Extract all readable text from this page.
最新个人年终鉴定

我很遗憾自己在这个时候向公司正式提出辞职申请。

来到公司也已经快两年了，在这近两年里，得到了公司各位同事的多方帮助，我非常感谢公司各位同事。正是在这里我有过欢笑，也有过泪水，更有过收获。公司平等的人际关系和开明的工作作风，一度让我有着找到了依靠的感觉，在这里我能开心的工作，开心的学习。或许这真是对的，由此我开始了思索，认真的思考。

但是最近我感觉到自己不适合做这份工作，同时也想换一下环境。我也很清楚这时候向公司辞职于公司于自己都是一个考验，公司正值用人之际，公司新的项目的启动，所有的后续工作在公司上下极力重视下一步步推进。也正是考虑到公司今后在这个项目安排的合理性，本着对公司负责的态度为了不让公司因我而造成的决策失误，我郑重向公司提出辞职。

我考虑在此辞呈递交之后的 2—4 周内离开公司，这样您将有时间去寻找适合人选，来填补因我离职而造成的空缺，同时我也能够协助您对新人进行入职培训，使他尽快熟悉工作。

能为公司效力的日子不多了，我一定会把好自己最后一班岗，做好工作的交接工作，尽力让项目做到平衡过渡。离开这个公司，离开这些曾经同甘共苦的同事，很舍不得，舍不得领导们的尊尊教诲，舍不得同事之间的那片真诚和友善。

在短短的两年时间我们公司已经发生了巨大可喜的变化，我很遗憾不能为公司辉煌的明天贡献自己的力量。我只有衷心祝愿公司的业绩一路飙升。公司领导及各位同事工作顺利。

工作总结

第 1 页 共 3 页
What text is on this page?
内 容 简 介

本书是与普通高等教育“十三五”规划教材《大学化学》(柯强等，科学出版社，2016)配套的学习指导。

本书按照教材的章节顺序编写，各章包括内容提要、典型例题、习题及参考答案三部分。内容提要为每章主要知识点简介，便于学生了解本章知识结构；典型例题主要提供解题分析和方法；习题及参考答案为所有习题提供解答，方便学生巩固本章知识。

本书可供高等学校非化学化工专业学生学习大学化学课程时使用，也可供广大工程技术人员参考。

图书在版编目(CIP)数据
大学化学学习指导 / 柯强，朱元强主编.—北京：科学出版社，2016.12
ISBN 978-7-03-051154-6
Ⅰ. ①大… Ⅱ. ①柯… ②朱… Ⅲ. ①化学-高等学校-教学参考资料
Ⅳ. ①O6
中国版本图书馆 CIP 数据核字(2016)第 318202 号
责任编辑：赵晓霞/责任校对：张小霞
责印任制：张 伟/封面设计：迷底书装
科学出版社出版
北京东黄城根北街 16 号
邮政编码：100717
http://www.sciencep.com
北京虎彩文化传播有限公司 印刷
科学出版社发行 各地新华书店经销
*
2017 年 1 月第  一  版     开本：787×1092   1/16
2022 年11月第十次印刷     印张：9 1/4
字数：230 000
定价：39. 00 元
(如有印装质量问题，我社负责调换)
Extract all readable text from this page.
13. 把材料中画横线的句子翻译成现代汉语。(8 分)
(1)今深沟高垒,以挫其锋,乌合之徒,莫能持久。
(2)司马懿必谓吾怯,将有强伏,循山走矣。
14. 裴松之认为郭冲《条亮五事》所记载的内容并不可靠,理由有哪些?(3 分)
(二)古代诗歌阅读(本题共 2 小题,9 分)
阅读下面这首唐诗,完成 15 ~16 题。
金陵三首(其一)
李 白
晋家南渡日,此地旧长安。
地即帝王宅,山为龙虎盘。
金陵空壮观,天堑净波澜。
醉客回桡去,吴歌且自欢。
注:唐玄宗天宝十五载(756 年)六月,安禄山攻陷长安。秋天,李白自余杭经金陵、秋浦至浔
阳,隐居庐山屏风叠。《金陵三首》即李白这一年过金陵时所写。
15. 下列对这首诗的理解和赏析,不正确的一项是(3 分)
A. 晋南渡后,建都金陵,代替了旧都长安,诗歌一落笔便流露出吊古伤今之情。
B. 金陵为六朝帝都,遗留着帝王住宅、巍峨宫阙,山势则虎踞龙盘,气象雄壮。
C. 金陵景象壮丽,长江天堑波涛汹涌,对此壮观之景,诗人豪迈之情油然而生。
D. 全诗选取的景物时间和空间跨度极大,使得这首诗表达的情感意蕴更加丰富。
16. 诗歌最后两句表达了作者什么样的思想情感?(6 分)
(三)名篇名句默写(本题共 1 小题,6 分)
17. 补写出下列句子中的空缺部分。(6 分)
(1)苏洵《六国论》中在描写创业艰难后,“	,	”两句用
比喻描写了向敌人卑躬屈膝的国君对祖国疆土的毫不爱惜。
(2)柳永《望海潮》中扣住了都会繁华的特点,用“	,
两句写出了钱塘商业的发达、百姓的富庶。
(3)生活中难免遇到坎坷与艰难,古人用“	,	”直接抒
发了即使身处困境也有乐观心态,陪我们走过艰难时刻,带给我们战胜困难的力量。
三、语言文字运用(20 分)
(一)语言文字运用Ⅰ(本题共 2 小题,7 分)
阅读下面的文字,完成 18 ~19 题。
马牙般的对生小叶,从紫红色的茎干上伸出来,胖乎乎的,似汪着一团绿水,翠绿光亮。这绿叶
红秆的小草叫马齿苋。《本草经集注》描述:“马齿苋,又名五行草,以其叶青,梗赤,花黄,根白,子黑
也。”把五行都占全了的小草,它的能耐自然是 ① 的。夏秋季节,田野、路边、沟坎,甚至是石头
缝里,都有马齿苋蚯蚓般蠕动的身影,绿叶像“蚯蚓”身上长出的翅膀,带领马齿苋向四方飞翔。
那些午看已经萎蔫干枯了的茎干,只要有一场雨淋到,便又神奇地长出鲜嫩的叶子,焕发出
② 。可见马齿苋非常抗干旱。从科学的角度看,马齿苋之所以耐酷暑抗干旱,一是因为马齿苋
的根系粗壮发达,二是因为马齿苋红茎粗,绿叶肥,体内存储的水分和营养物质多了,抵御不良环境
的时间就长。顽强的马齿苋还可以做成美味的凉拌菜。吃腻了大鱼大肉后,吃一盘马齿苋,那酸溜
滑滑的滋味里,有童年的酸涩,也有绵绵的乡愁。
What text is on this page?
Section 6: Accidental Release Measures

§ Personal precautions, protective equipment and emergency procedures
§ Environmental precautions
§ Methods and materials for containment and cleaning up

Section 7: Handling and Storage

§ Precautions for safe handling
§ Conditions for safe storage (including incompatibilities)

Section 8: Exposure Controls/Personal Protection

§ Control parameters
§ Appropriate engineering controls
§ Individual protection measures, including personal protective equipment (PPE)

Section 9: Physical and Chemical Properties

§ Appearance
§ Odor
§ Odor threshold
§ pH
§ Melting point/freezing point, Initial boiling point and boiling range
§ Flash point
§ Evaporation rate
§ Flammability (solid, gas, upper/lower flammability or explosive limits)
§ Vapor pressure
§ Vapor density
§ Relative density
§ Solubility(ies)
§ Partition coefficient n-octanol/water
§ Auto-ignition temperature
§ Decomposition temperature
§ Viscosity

Given request
Write out the whole listing again, exactly as it stands.

Worked solution
Extract all readable text from this page.
最新个人年终鉴定

我很遗憾自己在这个时候向公司正式提出辞职申请。

来到公司也已经快两年了，在这近两年里，得到了公司各位同事的多方帮助，我非常感谢公司各位同事。正是在这里我有过欢笑，也有过泪水，更有过收获。公司平等的人际关系和开明的工作作风，一度让我有着找到了依靠的感觉，在这里我能开心的工作，开心的学习。或许这真是对的，由此我开始了思索，认真的思考。

但是最近我感觉到自己不适合做这份工作，同时也想换一下环境。我也很清楚这时候向公司辞职于公司于自己都是一个考验，公司正值用人之际，公司新的项目的启动，所有的后续工作在公司上下极力重视下一步步推进。也正是考虑到公司今后在这个项目安排的合理性，本着对公司负责的态度为了不让公司因我而造成的决策失误，我郑重向公司提出辞职。

我考虑在此辞呈递交之后的 2—4 周内离开公司，这样您将有时间去寻找适合人选，来填补因我离职而造成的空缺，同时我也能够协助您对新人进行入职培训，使他尽快熟悉工作。

能为公司效力的日子不多了，我一定会把好自己最后一班岗，做好工作的交接工作，尽力让项目做到平衡过渡。离开这个公司，离开这些曾经同甘共苦的同事，很舍不得，舍不得领导们的尊尊教诲，舍不得同事之间的那片真诚和友善。

在短短的两年时间我们公司已经发生了巨大可喜的变化，我很遗憾不能为公司辉煌的明天贡献自己的力量。我只有衷心祝愿公司的业绩一路飙升。公司领导及各位同事工作顺利。

工作总结

第 1 页 共 3 页
What text is on this page?
内 容 简 介

本书是与普通高等教育“十三五”规划教材《大学化学》(柯强等，科学出版社，2016)配套的学习指导。

本书按照教材的章节顺序编写，各章包括内容提要、典型例题、习题及参考答案三部分。内容提要为每章主要知识点简介，便于学生了解本章知识结构；典型例题主要提供解题分析和方法；习题及参考答案为所有习题提供解答，方便学生巩固本章知识。

本书可供高等学校非化学化工专业学生学习大学化学课程时使用，也可供广大工程技术人员参考。

图书在版编目(CIP)数据
大学化学学习指导 / 柯强，朱元强主编.—北京：科学出版社，2016.12
ISBN 978-7-03-051154-6
Ⅰ. ①大… Ⅱ. ①柯… ②朱… Ⅲ. ①化学-高等学校-教学参考资料
Ⅳ. ①O6
中国版本图书馆 CIP 数据核字(2016)第 318202 号
责任编辑：赵晓霞/责任校对：张小霞
责印任制：张 伟/封面设计：迷底书装
科学出版社出版
北京东黄城根北街 16 号
邮政编码：100717
http://www.sciencep.com
北京虎彩文化传播有限公司 印刷
科学出版社发行 各地新华书店经销
*
2017 年 1 月第  一  版     开本：787×1092   1/16
2022 年11月第十次印刷     印张：9 1/4
字数：230 000
定价：39. 00 元
(如有印装质量问题，我社负责调换)
Extract all readable text from this page.
13. 把材料中画横线的句子翻译成现代汉语。(8 分)
(1)今深沟高垒,以挫其锋,乌合之徒,莫能持久。
(2)司马懿必谓吾怯,将有强伏,循山走矣。
14. 裴松之认为郭冲《条亮五事》所记载的内容并不可靠,理由有哪些?(3 分)
(二)古代诗歌阅读(本题共 2 小题,9 分)
阅读下面这首唐诗,完成 15 ~16 题。
金陵三首(其一)
李 白
晋家南渡日,此地旧长安。
地即帝王宅,山为龙虎盘。
金陵空壮观,天堑净波澜。
醉客回桡去,吴歌且自欢。
注:唐玄宗天宝十五载(756 年)六月,安禄山攻陷长安。秋天,李白自余杭经金陵、秋浦至浔
阳,隐居庐山屏风叠。《金陵三首》即李白这一年过金陵时所写。
15. 下列对这首诗的理解和赏析,不正确的一项是(3 分)
A. 晋南渡后,建都金陵,代替了旧都长安,诗歌一落笔便流露出吊古伤今之情。
B. 金陵为六朝帝都,遗留着帝王住宅、巍峨宫阙,山势则虎踞龙盘,气象雄壮。
C. 金陵景象壮丽,长江天堑波涛汹涌,对此壮观之景,诗人豪迈之情油然而生。
D. 全诗选取的景物时间和空间跨度极大,使得这首诗表达的情感意蕴更加丰富。
16. 诗歌最后两句表达了作者什么样的思想情感?(6 分)
(三)名篇名句默写(本题共 1 小题,6 分)
17. 补写出下列句子中的空缺部分。(6 分)
(1)苏洵《六国论》中在描写创业艰难后,“	,	”两句用
比喻描写了向敌人卑躬屈膝的国君对祖国疆土的毫不爱惜。
(2)柳永《望海潮》中扣住了都会繁华的特点,用“	,
两句写出了钱塘商业的发达、百姓的富庶。
(3)生活中难免遇到坎坷与艰难,古人用“	,	”直接抒
发了即使身处困境也有乐观心态,陪我们走过艰难时刻,带给我们战胜困难的力量。
三、语言文字运用(20 分)
(一)语言文字运用Ⅰ(本题共 2 小题,7 分)
阅读下面的文字,完成 18 ~19 题。
马牙般的对生小叶,从紫红色的茎干上伸出来,胖乎乎的,似汪着一团绿水,翠绿光亮。这绿叶
红秆的小草叫马齿苋。《本草经集注》描述:“马齿苋,又名五行草,以其叶青,梗赤,花黄,根白,子黑
也。”把五行都占全了的小草,它的能耐自然是 ① 的。夏秋季节,田野、路边、沟坎,甚至是石头
缝里,都有马齿苋蚯蚓般蠕动的身影,绿叶像“蚯蚓”身上长出的翅膀,带领马齿苋向四方飞翔。
那些午看已经萎蔫干枯了的茎干,只要有一场雨淋到,便又神奇地长出鲜嫩的叶子,焕发出
② 。可见马齿苋非常抗干旱。从科学的角度看,马齿苋之所以耐酷暑抗干旱,一是因为马齿苋
的根系粗壮发达,二是因为马齿苋红茎粗,绿叶肥,体内存储的水分和营养物质多了,抵御不良环境
的时间就长。顽强的马齿苋还可以做成美味的凉拌菜。吃腻了大鱼大肉后,吃一盘马齿苋,那酸溜
滑滑的滋味里,有童年的酸涩,也有绵绵的乡愁。
What text is on this page?
Section 6: Accidental Release Measures

§ Personal precautions, protective equipment and emergency procedures
§ Environmental precautions
§ Methods and materials for containment and cleaning up

Section 7: Handling and Storage

§ Precautions for safe handling
§ Conditions for safe storage (including incompatibilities)

Section 8: Exposure Controls/Personal Protection

§ Control parameters
§ Appropriate engineering controls
§ Individual protection measures, including personal protective equipment (PPE)

Section 9: Physical and Chemical Properties

§ Appearance
§ Odor
§ Odor threshold
§ pH
§ Melting point/freezing point, Initial boiling point and boiling range
§ Flash point
§ Evaporation rate
§ Flammability (solid, gas, upper/lower flammability or explosive limits)
§ Vapor pressure
§ Vapor density
§ Relative density
§ Solubility(ies)
§ Partition coefficient n-octanol/water
§ Auto-ignition temperature
§ Decomposition temperature
§ Viscosity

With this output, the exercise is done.